▶ Instructions to follow
Which lines of the records contain "JSON"? Collect every one of them.

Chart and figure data

* * * * *

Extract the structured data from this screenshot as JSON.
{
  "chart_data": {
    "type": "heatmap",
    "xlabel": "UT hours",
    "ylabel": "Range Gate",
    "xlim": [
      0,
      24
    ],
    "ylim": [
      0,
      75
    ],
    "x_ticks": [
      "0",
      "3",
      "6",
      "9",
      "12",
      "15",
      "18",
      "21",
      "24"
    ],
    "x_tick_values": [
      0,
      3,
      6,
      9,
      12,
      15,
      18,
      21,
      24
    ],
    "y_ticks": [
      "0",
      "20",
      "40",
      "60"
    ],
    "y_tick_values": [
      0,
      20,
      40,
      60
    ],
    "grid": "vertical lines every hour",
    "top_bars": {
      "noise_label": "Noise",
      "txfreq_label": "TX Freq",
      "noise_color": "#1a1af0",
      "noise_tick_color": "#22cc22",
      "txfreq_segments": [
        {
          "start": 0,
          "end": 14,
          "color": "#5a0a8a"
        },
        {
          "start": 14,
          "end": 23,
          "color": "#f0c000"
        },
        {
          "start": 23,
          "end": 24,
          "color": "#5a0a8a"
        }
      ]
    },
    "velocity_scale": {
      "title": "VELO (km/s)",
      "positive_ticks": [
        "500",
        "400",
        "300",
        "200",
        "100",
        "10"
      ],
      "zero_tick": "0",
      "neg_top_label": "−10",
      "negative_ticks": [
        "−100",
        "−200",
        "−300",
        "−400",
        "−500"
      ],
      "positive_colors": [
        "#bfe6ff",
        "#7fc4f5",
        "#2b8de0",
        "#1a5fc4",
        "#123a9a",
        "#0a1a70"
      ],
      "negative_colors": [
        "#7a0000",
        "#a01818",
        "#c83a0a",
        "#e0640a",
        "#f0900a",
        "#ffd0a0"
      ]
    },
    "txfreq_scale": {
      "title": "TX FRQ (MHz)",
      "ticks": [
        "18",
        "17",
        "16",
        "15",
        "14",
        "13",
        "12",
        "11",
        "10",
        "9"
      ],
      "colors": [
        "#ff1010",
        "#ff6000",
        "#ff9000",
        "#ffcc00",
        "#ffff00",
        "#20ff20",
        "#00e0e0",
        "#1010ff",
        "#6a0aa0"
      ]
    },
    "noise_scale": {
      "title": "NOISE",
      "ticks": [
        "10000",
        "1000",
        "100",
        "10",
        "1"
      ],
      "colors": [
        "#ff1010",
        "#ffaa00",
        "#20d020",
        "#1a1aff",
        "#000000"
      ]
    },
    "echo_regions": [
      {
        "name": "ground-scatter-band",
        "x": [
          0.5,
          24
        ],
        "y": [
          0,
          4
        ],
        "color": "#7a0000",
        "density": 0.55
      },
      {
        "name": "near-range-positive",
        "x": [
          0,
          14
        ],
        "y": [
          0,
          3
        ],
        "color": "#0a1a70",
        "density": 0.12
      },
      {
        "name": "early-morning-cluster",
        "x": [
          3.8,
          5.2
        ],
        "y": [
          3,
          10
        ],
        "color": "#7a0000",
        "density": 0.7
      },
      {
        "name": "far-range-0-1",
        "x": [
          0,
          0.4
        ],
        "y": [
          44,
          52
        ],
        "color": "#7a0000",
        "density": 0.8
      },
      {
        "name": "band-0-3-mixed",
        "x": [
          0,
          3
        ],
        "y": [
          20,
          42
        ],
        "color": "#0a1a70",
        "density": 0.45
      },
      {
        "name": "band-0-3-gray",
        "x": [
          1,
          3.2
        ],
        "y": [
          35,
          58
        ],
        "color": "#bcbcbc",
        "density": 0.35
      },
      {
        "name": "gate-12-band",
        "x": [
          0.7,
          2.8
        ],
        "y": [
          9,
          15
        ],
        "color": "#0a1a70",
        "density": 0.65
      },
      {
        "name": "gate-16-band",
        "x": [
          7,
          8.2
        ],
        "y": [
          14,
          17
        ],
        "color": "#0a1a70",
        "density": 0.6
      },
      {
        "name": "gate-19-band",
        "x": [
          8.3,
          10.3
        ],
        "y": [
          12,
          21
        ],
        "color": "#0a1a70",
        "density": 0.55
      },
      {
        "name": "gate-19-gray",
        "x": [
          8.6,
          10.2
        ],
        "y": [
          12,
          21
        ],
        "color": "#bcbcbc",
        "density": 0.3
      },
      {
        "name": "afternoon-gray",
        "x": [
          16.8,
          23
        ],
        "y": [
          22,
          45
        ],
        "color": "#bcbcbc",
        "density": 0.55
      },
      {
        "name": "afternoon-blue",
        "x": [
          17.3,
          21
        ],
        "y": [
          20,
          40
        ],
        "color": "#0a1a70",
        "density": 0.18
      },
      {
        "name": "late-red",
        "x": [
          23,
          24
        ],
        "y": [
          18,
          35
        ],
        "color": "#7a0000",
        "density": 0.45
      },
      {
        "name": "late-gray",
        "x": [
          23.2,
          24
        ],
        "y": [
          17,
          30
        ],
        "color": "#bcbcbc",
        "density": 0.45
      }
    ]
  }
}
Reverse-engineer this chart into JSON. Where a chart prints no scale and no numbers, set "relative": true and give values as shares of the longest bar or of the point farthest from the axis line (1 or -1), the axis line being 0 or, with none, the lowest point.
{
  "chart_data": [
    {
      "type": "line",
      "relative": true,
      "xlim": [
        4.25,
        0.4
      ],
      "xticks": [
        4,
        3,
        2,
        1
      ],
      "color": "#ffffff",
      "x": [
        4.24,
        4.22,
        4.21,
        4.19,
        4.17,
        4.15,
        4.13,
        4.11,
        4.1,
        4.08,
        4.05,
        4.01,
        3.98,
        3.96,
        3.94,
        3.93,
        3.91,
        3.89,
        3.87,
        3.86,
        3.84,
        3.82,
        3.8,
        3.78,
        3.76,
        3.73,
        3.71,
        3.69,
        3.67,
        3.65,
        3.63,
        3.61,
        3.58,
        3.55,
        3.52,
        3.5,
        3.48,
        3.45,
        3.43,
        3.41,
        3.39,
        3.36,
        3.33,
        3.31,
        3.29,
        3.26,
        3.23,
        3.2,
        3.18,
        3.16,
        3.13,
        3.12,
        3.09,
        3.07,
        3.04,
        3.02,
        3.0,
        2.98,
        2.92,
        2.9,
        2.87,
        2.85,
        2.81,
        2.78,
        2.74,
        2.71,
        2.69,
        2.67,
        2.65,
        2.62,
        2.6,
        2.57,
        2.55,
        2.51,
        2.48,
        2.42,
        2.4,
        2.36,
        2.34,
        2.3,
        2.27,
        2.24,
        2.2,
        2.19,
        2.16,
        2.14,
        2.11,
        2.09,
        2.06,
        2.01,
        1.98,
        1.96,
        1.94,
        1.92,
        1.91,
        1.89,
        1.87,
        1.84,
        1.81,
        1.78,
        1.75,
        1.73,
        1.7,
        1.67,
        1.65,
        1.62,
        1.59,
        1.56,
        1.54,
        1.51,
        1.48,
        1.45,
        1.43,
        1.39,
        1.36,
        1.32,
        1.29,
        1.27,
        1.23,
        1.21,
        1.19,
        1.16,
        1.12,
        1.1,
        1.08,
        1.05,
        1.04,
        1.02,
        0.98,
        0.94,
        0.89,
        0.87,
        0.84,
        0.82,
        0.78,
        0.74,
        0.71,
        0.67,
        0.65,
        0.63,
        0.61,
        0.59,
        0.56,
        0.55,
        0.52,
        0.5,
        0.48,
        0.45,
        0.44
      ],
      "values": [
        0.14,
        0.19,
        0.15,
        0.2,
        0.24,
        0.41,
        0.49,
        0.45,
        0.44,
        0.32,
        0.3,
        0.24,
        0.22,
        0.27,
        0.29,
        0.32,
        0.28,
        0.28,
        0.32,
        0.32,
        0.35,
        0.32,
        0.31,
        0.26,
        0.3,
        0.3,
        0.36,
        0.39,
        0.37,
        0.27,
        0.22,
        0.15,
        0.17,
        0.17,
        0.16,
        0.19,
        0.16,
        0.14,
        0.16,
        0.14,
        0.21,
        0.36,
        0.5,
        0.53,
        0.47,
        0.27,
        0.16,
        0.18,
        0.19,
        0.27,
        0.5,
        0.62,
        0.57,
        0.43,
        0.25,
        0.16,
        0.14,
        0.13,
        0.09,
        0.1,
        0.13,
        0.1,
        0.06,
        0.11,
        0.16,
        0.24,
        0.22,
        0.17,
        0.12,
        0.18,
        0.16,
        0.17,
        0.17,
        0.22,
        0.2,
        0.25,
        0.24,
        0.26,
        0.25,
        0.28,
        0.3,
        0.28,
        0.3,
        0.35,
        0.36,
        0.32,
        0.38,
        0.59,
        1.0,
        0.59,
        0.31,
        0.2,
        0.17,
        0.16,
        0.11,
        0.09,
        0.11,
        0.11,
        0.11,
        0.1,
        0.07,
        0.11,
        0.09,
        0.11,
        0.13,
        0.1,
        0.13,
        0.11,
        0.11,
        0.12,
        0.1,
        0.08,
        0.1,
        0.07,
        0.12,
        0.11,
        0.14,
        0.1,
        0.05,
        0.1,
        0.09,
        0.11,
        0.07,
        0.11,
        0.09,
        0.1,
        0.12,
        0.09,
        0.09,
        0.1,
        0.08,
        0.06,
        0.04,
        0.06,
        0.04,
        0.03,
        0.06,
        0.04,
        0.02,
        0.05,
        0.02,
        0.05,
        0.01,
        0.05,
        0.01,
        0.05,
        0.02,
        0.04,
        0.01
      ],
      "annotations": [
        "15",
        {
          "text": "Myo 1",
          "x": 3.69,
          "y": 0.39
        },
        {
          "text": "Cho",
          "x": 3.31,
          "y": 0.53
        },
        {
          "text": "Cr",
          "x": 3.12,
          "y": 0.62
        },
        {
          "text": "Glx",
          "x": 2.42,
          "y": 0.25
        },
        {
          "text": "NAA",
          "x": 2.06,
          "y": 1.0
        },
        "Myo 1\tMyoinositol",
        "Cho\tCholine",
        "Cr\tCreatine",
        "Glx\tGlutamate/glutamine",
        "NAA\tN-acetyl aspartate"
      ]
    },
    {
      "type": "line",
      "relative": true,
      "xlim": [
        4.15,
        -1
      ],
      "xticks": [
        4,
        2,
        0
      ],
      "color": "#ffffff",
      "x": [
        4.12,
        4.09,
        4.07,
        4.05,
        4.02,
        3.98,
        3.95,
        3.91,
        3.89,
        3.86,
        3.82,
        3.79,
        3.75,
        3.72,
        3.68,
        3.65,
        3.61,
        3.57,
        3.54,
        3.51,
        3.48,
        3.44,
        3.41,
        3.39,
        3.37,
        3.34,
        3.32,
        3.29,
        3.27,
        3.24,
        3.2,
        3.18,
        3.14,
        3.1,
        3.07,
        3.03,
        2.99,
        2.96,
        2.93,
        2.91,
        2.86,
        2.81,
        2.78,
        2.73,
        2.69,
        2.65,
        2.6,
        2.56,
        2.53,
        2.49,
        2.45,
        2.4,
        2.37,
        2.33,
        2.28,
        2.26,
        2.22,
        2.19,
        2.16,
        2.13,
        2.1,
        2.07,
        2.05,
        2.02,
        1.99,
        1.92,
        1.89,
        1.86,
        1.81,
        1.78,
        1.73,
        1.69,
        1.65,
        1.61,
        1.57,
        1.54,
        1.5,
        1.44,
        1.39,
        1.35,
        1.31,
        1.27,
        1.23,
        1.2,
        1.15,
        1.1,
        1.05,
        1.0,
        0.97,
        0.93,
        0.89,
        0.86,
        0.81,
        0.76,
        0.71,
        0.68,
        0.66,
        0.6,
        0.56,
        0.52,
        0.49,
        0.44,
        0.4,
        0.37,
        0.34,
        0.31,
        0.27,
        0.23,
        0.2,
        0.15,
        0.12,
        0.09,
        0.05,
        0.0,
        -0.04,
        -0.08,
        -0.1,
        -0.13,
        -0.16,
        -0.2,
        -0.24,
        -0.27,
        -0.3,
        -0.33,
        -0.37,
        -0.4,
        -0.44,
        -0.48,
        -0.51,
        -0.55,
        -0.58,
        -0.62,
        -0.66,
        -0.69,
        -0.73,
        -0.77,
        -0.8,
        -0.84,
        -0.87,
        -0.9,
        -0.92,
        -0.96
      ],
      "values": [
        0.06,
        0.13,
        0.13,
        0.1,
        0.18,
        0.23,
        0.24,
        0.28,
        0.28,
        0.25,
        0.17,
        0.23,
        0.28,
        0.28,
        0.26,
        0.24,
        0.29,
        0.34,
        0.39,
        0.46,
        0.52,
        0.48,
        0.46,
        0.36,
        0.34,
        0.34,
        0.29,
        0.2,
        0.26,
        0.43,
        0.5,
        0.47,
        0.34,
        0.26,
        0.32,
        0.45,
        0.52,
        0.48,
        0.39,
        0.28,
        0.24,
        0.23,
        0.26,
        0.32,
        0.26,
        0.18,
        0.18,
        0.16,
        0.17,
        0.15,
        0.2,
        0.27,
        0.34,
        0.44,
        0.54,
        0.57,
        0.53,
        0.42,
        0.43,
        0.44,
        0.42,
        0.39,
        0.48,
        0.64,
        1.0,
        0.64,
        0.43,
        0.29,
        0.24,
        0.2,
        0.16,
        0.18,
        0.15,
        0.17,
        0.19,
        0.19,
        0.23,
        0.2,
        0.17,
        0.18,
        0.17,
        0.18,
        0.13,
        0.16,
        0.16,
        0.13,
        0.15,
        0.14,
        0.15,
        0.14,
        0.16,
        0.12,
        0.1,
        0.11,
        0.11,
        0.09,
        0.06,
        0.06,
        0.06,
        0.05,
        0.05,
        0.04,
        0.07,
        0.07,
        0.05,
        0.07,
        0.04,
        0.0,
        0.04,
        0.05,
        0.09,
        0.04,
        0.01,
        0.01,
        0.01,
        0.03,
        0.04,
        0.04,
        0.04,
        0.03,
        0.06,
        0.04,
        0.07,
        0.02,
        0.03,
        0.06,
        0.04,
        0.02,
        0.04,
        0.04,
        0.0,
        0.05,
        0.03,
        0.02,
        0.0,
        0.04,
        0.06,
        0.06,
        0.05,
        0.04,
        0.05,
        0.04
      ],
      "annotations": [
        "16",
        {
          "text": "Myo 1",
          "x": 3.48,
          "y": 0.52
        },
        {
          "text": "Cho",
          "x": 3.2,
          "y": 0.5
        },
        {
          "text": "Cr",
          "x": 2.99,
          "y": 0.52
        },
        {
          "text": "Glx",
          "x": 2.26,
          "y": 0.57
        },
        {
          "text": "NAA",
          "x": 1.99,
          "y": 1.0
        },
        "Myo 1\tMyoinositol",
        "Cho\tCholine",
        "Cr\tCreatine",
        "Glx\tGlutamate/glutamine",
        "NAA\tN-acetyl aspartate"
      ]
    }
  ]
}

* * * * *

▶ Completed task
Extract the structured data from this screenshot as JSON.
Reverse-engineer this chart into JSON. Where a chart prints no scale and no numbers, set "relative": true and give values as shares of the longest bar or of the point farthest from the axis line (1 or -1), the axis line being 0 or, with none, the lowest point.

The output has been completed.